▶ [Dataset records]:
/---
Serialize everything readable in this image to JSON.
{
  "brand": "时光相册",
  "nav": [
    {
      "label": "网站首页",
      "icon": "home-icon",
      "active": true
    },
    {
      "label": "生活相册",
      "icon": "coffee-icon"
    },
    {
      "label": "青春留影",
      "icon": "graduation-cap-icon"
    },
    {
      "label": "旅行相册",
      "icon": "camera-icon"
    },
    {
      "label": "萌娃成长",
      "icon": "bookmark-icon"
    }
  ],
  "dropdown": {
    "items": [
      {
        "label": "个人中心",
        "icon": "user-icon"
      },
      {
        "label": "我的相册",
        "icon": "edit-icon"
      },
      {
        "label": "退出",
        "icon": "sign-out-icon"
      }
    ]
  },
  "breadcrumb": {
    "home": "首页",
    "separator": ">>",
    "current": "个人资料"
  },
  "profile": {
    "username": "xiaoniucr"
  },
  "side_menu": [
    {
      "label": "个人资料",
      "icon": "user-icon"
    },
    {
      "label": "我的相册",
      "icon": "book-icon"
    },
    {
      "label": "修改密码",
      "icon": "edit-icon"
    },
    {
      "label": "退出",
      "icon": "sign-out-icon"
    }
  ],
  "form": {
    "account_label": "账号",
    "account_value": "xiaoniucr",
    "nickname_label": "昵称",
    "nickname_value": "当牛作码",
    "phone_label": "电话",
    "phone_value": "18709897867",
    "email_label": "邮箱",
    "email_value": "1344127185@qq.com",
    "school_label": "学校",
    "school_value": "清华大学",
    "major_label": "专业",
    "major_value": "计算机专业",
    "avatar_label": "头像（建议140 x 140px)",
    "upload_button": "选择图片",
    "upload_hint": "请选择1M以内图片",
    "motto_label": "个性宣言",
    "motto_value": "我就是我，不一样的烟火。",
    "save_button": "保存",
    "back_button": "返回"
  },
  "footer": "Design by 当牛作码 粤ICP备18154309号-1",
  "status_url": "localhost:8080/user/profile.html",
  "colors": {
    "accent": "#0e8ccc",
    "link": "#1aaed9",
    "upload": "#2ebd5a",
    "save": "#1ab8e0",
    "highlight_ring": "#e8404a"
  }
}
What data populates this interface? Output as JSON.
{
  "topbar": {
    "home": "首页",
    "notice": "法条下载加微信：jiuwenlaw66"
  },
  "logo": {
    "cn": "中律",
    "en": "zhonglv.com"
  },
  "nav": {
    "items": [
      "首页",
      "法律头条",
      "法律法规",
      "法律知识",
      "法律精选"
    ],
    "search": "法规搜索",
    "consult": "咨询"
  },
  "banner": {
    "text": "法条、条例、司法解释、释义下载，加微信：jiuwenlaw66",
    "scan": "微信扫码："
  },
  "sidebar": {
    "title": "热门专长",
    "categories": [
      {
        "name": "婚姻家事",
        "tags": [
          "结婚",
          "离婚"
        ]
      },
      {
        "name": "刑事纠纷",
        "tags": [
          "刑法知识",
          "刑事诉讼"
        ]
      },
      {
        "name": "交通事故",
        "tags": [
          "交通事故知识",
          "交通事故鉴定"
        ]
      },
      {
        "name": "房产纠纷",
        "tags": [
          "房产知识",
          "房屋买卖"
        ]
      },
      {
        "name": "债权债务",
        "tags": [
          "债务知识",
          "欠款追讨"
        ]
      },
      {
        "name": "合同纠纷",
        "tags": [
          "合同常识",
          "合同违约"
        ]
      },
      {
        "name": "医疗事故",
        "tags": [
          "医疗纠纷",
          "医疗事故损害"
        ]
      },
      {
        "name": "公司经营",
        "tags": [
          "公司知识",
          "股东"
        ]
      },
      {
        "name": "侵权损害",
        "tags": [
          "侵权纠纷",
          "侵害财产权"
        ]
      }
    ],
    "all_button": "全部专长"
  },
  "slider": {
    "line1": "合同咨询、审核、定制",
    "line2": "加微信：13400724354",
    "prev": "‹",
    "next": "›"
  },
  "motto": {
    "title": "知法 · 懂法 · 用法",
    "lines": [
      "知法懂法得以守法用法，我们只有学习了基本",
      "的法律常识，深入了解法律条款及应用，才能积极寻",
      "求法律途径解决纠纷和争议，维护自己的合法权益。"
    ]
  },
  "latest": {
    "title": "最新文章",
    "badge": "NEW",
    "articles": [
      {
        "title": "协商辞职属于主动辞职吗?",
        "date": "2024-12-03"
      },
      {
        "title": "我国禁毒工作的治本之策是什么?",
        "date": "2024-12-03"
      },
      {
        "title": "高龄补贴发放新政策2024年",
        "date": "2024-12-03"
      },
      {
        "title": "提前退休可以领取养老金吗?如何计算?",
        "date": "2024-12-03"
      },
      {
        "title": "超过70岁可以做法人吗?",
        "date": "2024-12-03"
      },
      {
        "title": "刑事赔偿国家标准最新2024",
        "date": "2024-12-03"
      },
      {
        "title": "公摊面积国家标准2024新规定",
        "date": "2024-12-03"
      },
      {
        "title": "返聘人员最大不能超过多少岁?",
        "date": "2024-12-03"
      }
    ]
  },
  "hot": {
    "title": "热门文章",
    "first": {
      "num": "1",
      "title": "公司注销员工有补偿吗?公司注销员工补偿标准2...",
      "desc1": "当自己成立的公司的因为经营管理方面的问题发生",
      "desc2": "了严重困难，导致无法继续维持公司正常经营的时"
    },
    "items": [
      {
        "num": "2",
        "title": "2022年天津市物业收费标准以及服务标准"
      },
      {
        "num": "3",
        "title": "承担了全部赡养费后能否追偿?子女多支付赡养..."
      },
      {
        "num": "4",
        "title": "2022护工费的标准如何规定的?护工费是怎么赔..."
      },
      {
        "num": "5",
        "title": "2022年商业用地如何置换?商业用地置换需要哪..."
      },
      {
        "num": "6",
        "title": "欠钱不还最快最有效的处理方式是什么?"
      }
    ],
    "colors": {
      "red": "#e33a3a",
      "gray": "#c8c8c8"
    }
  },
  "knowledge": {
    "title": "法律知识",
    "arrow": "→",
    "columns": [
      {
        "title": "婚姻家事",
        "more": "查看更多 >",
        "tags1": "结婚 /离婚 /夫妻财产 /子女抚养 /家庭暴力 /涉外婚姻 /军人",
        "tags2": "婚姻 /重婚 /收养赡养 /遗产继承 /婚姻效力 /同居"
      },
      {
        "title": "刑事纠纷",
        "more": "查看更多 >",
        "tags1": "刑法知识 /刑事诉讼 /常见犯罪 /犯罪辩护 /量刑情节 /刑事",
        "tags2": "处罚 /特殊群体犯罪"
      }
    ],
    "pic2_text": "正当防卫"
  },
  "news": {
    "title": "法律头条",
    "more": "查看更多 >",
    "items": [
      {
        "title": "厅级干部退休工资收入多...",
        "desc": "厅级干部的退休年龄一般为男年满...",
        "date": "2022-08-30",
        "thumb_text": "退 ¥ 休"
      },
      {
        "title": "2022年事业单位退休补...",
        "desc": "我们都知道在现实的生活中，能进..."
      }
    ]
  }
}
\---
▶ [TASK]:
Copy out the full material exactly as it appears.

▶ [THE RESULT]:
Serialize everything readable in this image to JSON.
{
  "brand": "时光相册",
  "nav": [
    {
      "label": "网站首页",
      "icon": "home-icon",
      "active": true
    },
    {
      "label": "生活相册",
      "icon": "coffee-icon"
    },
    {
      "label": "青春留影",
      "icon": "graduation-cap-icon"
    },
    {
      "label": "旅行相册",
      "icon": "camera-icon"
    },
    {
      "label": "萌娃成长",
      "icon": "bookmark-icon"
    }
  ],
  "dropdown": {
    "items": [
      {
        "label": "个人中心",
        "icon": "user-icon"
      },
      {
        "label": "我的相册",
        "icon": "edit-icon"
      },
      {
        "label": "退出",
        "icon": "sign-out-icon"
      }
    ]
  },
  "breadcrumb": {
    "home": "首页",
    "separator": ">>",
    "current": "个人资料"
  },
  "profile": {
    "username": "xiaoniucr"
  },
  "side_menu": [
    {
      "label": "个人资料",
      "icon": "user-icon"
    },
    {
      "label": "我的相册",
      "icon": "book-icon"
    },
    {
      "label": "修改密码",
      "icon": "edit-icon"
    },
    {
      "label": "退出",
      "icon": "sign-out-icon"
    }
  ],
  "form": {
    "account_label": "账号",
    "account_value": "xiaoniucr",
    "nickname_label": "昵称",
    "nickname_value": "当牛作码",
    "phone_label": "电话",
    "phone_value": "18709897867",
    "email_label": "邮箱",
    "email_value": "1344127185@qq.com",
    "school_label": "学校",
    "school_value": "清华大学",
    "major_label": "专业",
    "major_value": "计算机专业",
    "avatar_label": "头像（建议140 x 140px)",
    "upload_button": "选择图片",
    "upload_hint": "请选择1M以内图片",
    "motto_label": "个性宣言",
    "motto_value": "我就是我，不一样的烟火。",
    "save_button": "保存",
    "back_button": "返回"
  },
  "footer": "Design by 当牛作码 粤ICP备18154309号-1",
  "status_url": "localhost:8080/user/profile.html",
  "colors": {
    "accent": "#0e8ccc",
    "link": "#1aaed9",
    "upload": "#2ebd5a",
    "save": "#1ab8e0",
    "highlight_ring": "#e8404a"
  }
}
What data populates this interface? Output as JSON.
{
  "topbar": {
    "home": "首页",
    "notice": "法条下载加微信：jiuwenlaw66"
  },
  "logo": {
    "cn": "中律",
    "en": "zhonglv.com"
  },
  "nav": {
    "items": [
      "首页",
      "法律头条",
      "法律法规",
      "法律知识",
      "法律精选"
    ],
    "search": "法规搜索",
    "consult": "咨询"
  },
  "banner": {
    "text": "法条、条例、司法解释、释义下载，加微信：jiuwenlaw66",
    "scan": "微信扫码："
  },
  "sidebar": {
    "title": "热门专长",
    "categories": [
      {
        "name": "婚姻家事",
        "tags": [
          "结婚",
          "离婚"
        ]
      },
      {
        "name": "刑事纠纷",
        "tags": [
          "刑法知识",
          "刑事诉讼"
        ]
      },
      {
        "name": "交通事故",
        "tags": [
          "交通事故知识",
          "交通事故鉴定"
        ]
      },
      {
        "name": "房产纠纷",
        "tags": [
          "房产知识",
          "房屋买卖"
        ]
      },
      {
        "name": "债权债务",
        "tags": [
          "债务知识",
          "欠款追讨"
        ]
      },
      {
        "name": "合同纠纷",
        "tags": [
          "合同常识",
          "合同违约"
        ]
      },
      {
        "name": "医疗事故",
        "tags": [
          "医疗纠纷",
          "医疗事故损害"
        ]
      },
      {
        "name": "公司经营",
        "tags": [
          "公司知识",
          "股东"
        ]
      },
      {
        "name": "侵权损害",
        "tags": [
          "侵权纠纷",
          "侵害财产权"
        ]
      }
    ],
    "all_button": "全部专长"
  },
  "slider": {
    "line1": "合同咨询、审核、定制",
    "line2": "加微信：13400724354",
    "prev": "‹",
    "next": "›"
  },
  "motto": {
    "title": "知法 · 懂法 · 用法",
    "lines": [
      "知法懂法得以守法用法，我们只有学习了基本",
      "的法律常识，深入了解法律条款及应用，才能积极寻",
      "求法律途径解决纠纷和争议，维护自己的合法权益。"
    ]
  },
  "latest": {
    "title": "最新文章",
    "badge": "NEW",
    "articles": [
      {
        "title": "协商辞职属于主动辞职吗?",
        "date": "2024-12-03"
      },
      {
        "title": "我国禁毒工作的治本之策是什么?",
        "date": "2024-12-03"
      },
      {
        "title": "高龄补贴发放新政策2024年",
        "date": "2024-12-03"
      },
      {
        "title": "提前退休可以领取养老金吗?如何计算?",
        "date": "2024-12-03"
      },
      {
        "title": "超过70岁可以做法人吗?",
        "date": "2024-12-03"
      },
      {
        "title": "刑事赔偿国家标准最新2024",
        "date": "2024-12-03"
      },
      {
        "title": "公摊面积国家标准2024新规定",
        "date": "2024-12-03"
      },
      {
        "title": "返聘人员最大不能超过多少岁?",
        "date": "2024-12-03"
      }
    ]
  },
  "hot": {
    "title": "热门文章",
    "first": {
      "num": "1",
      "title": "公司注销员工有补偿吗?公司注销员工补偿标准2...",
      "desc1": "当自己成立的公司的因为经营管理方面的问题发生",
      "desc2": "了严重困难，导致无法继续维持公司正常经营的时"
    },
    "items": [
      {
        "num": "2",
        "title": "2022年天津市物业收费标准以及服务标准"
      },
      {
        "num": "3",
        "title": "承担了全部赡养费后能否追偿?子女多支付赡养..."
      },
      {
        "num": "4",
        "title": "2022护工费的标准如何规定的?护工费是怎么赔..."
      },
      {
        "num": "5",
        "title": "2022年商业用地如何置换?商业用地置换需要哪..."
      },
      {
        "num": "6",
        "title": "欠钱不还最快最有效的处理方式是什么?"
      }
    ],
    "colors": {
      "red": "#e33a3a",
      "gray": "#c8c8c8"
    }
  },
  "knowledge": {
    "title": "法律知识",
    "arrow": "→",
    "columns": [
      {
        "title": "婚姻家事",
        "more": "查看更多 >",
        "tags1": "结婚 /离婚 /夫妻财产 /子女抚养 /家庭暴力 /涉外婚姻 /军人",
        "tags2": "婚姻 /重婚 /收养赡养 /遗产继承 /婚姻效力 /同居"
      },
      {
        "title": "刑事纠纷",
        "more": "查看更多 >",
        "tags1": "刑法知识 /刑事诉讼 /常见犯罪 /犯罪辩护 /量刑情节 /刑事",
        "tags2": "处罚 /特殊群体犯罪"
      }
    ],
    "pic2_text": "正当防卫"
  },
  "news": {
    "title": "法律头条",
    "more": "查看更多 >",
    "items": [
      {
        "title": "厅级干部退休工资收入多...",
        "desc": "厅级干部的退休年龄一般为男年满...",
        "date": "2022-08-30",
        "thumb_text": "退 ¥ 休"
      },
      {
        "title": "2022年事业单位退休补...",
        "desc": "我们都知道在现实的生活中，能进..."
      }
    ]
  }
}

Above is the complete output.